§ 利用可能なデータ:
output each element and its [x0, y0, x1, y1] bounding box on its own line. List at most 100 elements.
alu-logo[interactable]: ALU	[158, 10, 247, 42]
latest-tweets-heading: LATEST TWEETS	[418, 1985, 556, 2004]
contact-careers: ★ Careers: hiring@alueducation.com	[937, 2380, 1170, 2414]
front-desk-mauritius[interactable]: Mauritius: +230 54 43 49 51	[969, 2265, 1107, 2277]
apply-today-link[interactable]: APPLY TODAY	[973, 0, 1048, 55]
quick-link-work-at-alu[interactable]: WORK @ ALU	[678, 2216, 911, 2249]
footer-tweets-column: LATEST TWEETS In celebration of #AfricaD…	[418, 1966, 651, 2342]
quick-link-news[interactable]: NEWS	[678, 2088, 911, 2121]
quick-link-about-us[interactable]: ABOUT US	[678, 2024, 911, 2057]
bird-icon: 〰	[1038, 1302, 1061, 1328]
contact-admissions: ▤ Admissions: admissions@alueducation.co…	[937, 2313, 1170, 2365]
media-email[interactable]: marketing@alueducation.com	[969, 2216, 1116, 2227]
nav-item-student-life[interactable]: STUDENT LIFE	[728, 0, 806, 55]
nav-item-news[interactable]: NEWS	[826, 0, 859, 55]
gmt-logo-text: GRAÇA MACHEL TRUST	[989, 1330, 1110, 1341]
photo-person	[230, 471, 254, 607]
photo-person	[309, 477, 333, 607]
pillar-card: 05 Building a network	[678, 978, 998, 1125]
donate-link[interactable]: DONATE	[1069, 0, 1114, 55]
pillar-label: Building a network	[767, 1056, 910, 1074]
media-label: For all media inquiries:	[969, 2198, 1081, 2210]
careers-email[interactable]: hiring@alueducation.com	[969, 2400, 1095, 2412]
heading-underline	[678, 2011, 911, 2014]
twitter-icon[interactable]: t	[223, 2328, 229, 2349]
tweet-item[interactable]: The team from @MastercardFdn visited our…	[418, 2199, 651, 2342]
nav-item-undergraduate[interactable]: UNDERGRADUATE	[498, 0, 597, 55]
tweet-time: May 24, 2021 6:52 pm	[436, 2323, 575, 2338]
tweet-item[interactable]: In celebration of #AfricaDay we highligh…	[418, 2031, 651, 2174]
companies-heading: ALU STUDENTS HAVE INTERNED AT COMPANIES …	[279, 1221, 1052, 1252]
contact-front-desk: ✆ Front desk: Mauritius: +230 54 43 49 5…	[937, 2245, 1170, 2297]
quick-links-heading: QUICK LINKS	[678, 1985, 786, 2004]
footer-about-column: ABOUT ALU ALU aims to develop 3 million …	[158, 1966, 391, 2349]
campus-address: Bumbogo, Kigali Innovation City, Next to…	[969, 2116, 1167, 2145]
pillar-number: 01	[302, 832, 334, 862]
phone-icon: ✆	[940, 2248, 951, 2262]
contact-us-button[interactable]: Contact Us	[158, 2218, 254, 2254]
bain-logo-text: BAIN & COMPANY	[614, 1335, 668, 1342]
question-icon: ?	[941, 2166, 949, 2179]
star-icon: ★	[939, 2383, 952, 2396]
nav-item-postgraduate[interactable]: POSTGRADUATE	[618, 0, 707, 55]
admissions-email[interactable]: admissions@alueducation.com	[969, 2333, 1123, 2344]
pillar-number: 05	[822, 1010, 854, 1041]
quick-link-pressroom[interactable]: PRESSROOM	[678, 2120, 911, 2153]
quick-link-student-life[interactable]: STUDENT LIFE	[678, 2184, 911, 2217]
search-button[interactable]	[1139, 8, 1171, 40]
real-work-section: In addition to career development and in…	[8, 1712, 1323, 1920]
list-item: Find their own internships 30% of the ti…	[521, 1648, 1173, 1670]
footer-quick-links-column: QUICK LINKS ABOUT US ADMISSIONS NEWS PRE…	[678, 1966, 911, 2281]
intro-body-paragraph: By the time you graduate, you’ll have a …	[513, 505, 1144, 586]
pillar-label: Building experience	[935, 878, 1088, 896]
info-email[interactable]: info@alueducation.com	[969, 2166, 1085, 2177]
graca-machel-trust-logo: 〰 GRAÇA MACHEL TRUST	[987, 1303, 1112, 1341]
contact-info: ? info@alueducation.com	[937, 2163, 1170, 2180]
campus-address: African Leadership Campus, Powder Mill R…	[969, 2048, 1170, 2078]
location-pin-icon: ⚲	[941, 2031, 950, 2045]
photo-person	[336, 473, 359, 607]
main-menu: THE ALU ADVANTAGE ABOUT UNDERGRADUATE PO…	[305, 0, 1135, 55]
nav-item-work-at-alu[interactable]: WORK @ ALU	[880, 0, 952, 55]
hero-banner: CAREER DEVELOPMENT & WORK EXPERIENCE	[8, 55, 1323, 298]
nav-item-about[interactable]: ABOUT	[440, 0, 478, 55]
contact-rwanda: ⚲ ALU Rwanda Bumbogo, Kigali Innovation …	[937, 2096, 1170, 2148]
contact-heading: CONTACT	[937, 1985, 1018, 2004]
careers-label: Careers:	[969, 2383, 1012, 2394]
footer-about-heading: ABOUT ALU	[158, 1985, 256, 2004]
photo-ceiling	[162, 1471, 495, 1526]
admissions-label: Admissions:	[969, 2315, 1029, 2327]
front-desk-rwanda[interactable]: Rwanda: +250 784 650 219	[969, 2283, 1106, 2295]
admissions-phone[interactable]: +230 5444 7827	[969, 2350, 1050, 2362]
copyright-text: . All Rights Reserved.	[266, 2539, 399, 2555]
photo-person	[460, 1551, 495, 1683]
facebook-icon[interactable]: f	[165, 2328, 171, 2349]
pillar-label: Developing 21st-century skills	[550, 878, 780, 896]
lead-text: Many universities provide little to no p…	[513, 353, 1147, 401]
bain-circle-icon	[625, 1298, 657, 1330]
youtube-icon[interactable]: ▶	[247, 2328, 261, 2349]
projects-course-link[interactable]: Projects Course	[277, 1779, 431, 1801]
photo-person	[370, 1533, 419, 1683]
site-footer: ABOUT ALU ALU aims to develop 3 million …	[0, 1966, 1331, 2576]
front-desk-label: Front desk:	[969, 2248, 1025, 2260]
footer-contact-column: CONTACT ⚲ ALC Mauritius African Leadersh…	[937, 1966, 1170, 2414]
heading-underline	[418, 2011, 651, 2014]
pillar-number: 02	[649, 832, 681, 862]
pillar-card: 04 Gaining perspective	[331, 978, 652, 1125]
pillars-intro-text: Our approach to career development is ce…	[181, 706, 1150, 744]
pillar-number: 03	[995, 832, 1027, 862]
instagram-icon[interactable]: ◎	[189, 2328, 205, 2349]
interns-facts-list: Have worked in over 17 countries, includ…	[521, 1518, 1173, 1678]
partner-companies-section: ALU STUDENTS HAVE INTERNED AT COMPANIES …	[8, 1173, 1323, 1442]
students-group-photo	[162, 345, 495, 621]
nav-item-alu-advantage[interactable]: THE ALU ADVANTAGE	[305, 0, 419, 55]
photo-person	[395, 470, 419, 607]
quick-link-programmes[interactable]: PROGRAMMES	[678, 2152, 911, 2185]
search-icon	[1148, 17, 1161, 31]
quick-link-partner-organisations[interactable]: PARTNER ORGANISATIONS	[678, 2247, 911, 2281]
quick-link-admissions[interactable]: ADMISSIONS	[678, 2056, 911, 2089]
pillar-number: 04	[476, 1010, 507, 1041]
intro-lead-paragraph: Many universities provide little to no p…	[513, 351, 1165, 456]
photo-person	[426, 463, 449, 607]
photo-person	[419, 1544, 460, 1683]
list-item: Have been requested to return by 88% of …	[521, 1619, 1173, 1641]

§ 課題の内容: 上のレコードのすべての行を、「番号」と「内容」の2列からなるMarkdownの表に変換してください。空行は除いてください。

§ 課題への回答:
| 番号 | 内容 |
|---|---|
| 1 | output each element and its [x0, y0, x1, y1] bounding box on its own line. List at most 100 elements. |
| 2 | alu-logo[interactable]: ALU	[158, 10, 247, 42] |
| 3 | latest-tweets-heading: LATEST TWEETS	[418, 1985, 556, 2004] |
| 4 | contact-careers: ★ Careers: hiring@alueducation.com	[937, 2380, 1170, 2414] |
| 5 | front-desk-mauritius[interactable]: Mauritius: +230 54 43 49 51	[969, 2265, 1107, 2277] |
| 6 | apply-today-link[interactable]: APPLY TODAY	[973, 0, 1048, 55] |
| 7 | quick-link-work-at-alu[interactable]: WORK @ ALU	[678, 2216, 911, 2249] |
| 8 | footer-tweets-column: LATEST TWEETS In celebration of #AfricaD…	[418, 1966, 651, 2342] |
| 9 | quick-link-news[interactable]: NEWS	[678, 2088, 911, 2121] |
| 10 | quick-link-about-us[interactable]: ABOUT US	[678, 2024, 911, 2057] |
| 11 | bird-icon: 〰	[1038, 1302, 1061, 1328] |
| 12 | contact-admissions: ▤ Admissions: admissions@alueducation.co…	[937, 2313, 1170, 2365] |
| 13 | media-email[interactable]: marketing@alueducation.com	[969, 2216, 1116, 2227] |
| 14 | nav-item-student-life[interactable]: STUDENT LIFE	[728, 0, 806, 55] |
| 15 | nav-item-news[interactable]: NEWS	[826, 0, 859, 55] |
| 16 | gmt-logo-text: GRAÇA MACHEL TRUST	[989, 1330, 1110, 1341] |
| 17 | photo-person	[230, 471, 254, 607] |
| 18 | photo-person	[309, 477, 333, 607] |
| 19 | pillar-card: 05 Building a network	[678, 978, 998, 1125] |
| 20 | donate-link[interactable]: DONATE	[1069, 0, 1114, 55] |
| 21 | pillar-label: Building a network	[767, 1056, 910, 1074] |
| 22 | media-label: For all media inquiries:	[969, 2198, 1081, 2210] |
| 23 | careers-email[interactable]: hiring@alueducation.com	[969, 2400, 1095, 2412] |
| 24 | heading-underline	[678, 2011, 911, 2014] |
| 25 | twitter-icon[interactable]: t	[223, 2328, 229, 2349] |
| 26 | tweet-item[interactable]: The team from @MastercardFdn visited our…	[418, 2199, 651, 2342] |
| 27 | nav-item-undergraduate[interactable]: UNDERGRADUATE	[498, 0, 597, 55] |
| 28 | tweet-time: May 24, 2021 6:52 pm	[436, 2323, 575, 2338] |
| 29 | tweet-item[interactable]: In celebration of #AfricaDay we highligh…	[418, 2031, 651, 2174] |
| 30 | companies-heading: ALU STUDENTS HAVE INTERNED AT COMPANIES …	[279, 1221, 1052, 1252] |
| 31 | contact-front-desk: ✆ Front desk: Mauritius: +230 54 43 49 5…	[937, 2245, 1170, 2297] |
| 32 | quick-links-heading: QUICK LINKS	[678, 1985, 786, 2004] |
| 33 | footer-about-column: ABOUT ALU ALU aims to develop 3 million …	[158, 1966, 391, 2349] |
| 34 | campus-address: Bumbogo, Kigali Innovation City, Next to…	[969, 2116, 1167, 2145] |
| 35 | pillar-number: 01	[302, 832, 334, 862] |
| 36 | phone-icon: ✆	[940, 2248, 951, 2262] |
| 37 | contact-us-button[interactable]: Contact Us	[158, 2218, 254, 2254] |
| 38 | bain-logo-text: BAIN & COMPANY	[614, 1335, 668, 1342] |
| 39 | question-icon: ?	[941, 2166, 949, 2179] |
| 40 | star-icon: ★	[939, 2383, 952, 2396] |
| 41 | nav-item-postgraduate[interactable]: POSTGRADUATE	[618, 0, 707, 55] |
| 42 | admissions-email[interactable]: admissions@alueducation.com	[969, 2333, 1123, 2344] |
| 43 | pillar-number: 05	[822, 1010, 854, 1041] |
| 44 | quick-link-pressroom[interactable]: PRESSROOM	[678, 2120, 911, 2153] |
| 45 | quick-link-student-life[interactable]: STUDENT LIFE	[678, 2184, 911, 2217] |
| 46 | search-button[interactable]	[1139, 8, 1171, 40] |
| 47 | real-work-section: In addition to career development and in…	[8, 1712, 1323, 1920] |
| 48 | list-item: Find their own internships 30% of the ti…	[521, 1648, 1173, 1670] |
| 49 | footer-quick-links-column: QUICK LINKS ABOUT US ADMISSIONS NEWS PRE…	[678, 1966, 911, 2281] |
| 50 | intro-body-paragraph: By the time you graduate, you’ll have a …	[513, 505, 1144, 586] |
| 51 | pillar-label: Building experience	[935, 878, 1088, 896] |
| 52 | info-email[interactable]: info@alueducation.com	[969, 2166, 1085, 2177] |
| 53 | graca-machel-trust-logo: 〰 GRAÇA MACHEL TRUST	[987, 1303, 1112, 1341] |
| 54 | contact-info: ? info@alueducation.com	[937, 2163, 1170, 2180] |
| 55 | campus-address: African Leadership Campus, Powder Mill R…	[969, 2048, 1170, 2078] |
| 56 | location-pin-icon: ⚲	[941, 2031, 950, 2045] |
| 57 | photo-person	[336, 473, 359, 607] |
| 58 | main-menu: THE ALU ADVANTAGE ABOUT UNDERGRADUATE PO…	[305, 0, 1135, 55] |
| 59 | nav-item-work-at-alu[interactable]: WORK @ ALU	[880, 0, 952, 55] |
| 60 | hero-banner: CAREER DEVELOPMENT & WORK EXPERIENCE	[8, 55, 1323, 298] |
| 61 | nav-item-about[interactable]: ABOUT	[440, 0, 478, 55] |
| 62 | contact-rwanda: ⚲ ALU Rwanda Bumbogo, Kigali Innovation …	[937, 2096, 1170, 2148] |
| 63 | contact-heading: CONTACT	[937, 1985, 1018, 2004] |
| 64 | careers-label: Careers:	[969, 2383, 1012, 2394] |
| 65 | footer-about-heading: ABOUT ALU	[158, 1985, 256, 2004] |
| 66 | photo-ceiling	[162, 1471, 495, 1526] |
| 67 | admissions-label: Admissions:	[969, 2315, 1029, 2327] |
| 68 | front-desk-rwanda[interactable]: Rwanda: +250 784 650 219	[969, 2283, 1106, 2295] |
| 69 | admissions-phone[interactable]: +230 5444 7827	[969, 2350, 1050, 2362] |
| 70 | copyright-text: . All Rights Reserved.	[266, 2539, 399, 2555] |
| 71 | photo-person	[460, 1551, 495, 1683] |
| 72 | facebook-icon[interactable]: f	[165, 2328, 171, 2349] |
| 73 | pillar-label: Developing 21st-century skills	[550, 878, 780, 896] |
| 74 | lead-text: Many universities provide little to no p…	[513, 353, 1147, 401] |
| 75 | bain-circle-icon	[625, 1298, 657, 1330] |
| 76 | youtube-icon[interactable]: ▶	[247, 2328, 261, 2349] |
| 77 | projects-course-link[interactable]: Projects Course	[277, 1779, 431, 1801] |
| 78 | photo-person	[370, 1533, 419, 1683] |
| 79 | site-footer: ABOUT ALU ALU aims to develop 3 million …	[0, 1966, 1331, 2576] |
| 80 | front-desk-label: Front desk:	[969, 2248, 1025, 2260] |
| 81 | footer-contact-column: CONTACT ⚲ ALC Mauritius African Leadersh…	[937, 1966, 1170, 2414] |
| 82 | heading-underline	[418, 2011, 651, 2014] |
| 83 | pillar-number: 02	[649, 832, 681, 862] |
| 84 | pillar-card: 04 Gaining perspective	[331, 978, 652, 1125] |
| 85 | pillars-intro-text: Our approach to career development is ce…	[181, 706, 1150, 744] |
| 86 | pillar-number: 03	[995, 832, 1027, 862] |
| 87 | instagram-icon[interactable]: ◎	[189, 2328, 205, 2349] |
| 88 | interns-facts-list: Have worked in over 17 countries, includ…	[521, 1518, 1173, 1678] |
| 89 | partner-companies-section: ALU STUDENTS HAVE INTERNED AT COMPANIES …	[8, 1173, 1323, 1442] |
| 90 | students-group-photo	[162, 345, 495, 621] |
| 91 | nav-item-alu-advantage[interactable]: THE ALU ADVANTAGE	[305, 0, 419, 55] |
| 92 | photo-person	[395, 470, 419, 607] |
| 93 | quick-link-programmes[interactable]: PROGRAMMES	[678, 2152, 911, 2185] |
| 94 | search-icon	[1148, 17, 1161, 31] |
| 95 | quick-link-partner-organisations[interactable]: PARTNER ORGANISATIONS	[678, 2247, 911, 2281] |
| 96 | quick-link-admissions[interactable]: ADMISSIONS	[678, 2056, 911, 2089] |
| 97 | pillar-number: 04	[476, 1010, 507, 1041] |
| 98 | intro-lead-paragraph: Many universities provide little to no p…	[513, 351, 1165, 456] |
| 99 | photo-person	[426, 463, 449, 607] |
| 100 | photo-person	[419, 1544, 460, 1683] |
| 101 | list-item: Have been requested to return by 88% of …	[521, 1619, 1173, 1641] |